**WHAT IS REQUIRED**
Check every line below for the word "Kartu" and copy the ones that have it.

**SUPPLIED MATERIAL**
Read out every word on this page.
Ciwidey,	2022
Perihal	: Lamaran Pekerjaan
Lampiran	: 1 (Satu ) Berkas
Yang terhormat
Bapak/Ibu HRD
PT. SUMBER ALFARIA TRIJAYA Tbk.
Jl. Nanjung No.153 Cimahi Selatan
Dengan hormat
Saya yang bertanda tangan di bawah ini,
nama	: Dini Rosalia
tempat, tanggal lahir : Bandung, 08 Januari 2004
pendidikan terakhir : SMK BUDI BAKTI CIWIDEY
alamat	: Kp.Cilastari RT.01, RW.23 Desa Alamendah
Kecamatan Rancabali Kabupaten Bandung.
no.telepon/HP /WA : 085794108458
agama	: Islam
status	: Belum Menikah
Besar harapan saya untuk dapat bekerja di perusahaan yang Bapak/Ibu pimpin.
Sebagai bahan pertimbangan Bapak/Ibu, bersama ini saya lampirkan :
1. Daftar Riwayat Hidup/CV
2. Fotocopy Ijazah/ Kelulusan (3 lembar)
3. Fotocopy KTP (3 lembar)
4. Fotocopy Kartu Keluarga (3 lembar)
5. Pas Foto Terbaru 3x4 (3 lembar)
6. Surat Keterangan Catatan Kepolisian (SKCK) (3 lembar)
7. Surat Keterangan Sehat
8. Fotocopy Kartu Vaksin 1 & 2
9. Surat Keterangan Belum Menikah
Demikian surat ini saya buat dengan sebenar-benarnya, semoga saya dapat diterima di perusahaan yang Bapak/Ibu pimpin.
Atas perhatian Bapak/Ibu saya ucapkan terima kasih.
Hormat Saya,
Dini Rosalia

**RESULT OF THIS EXERCISE**
4. Fotocopy Kartu Keluarga (3 lembar)
8. Fotocopy Kartu Vaksin 1 & 2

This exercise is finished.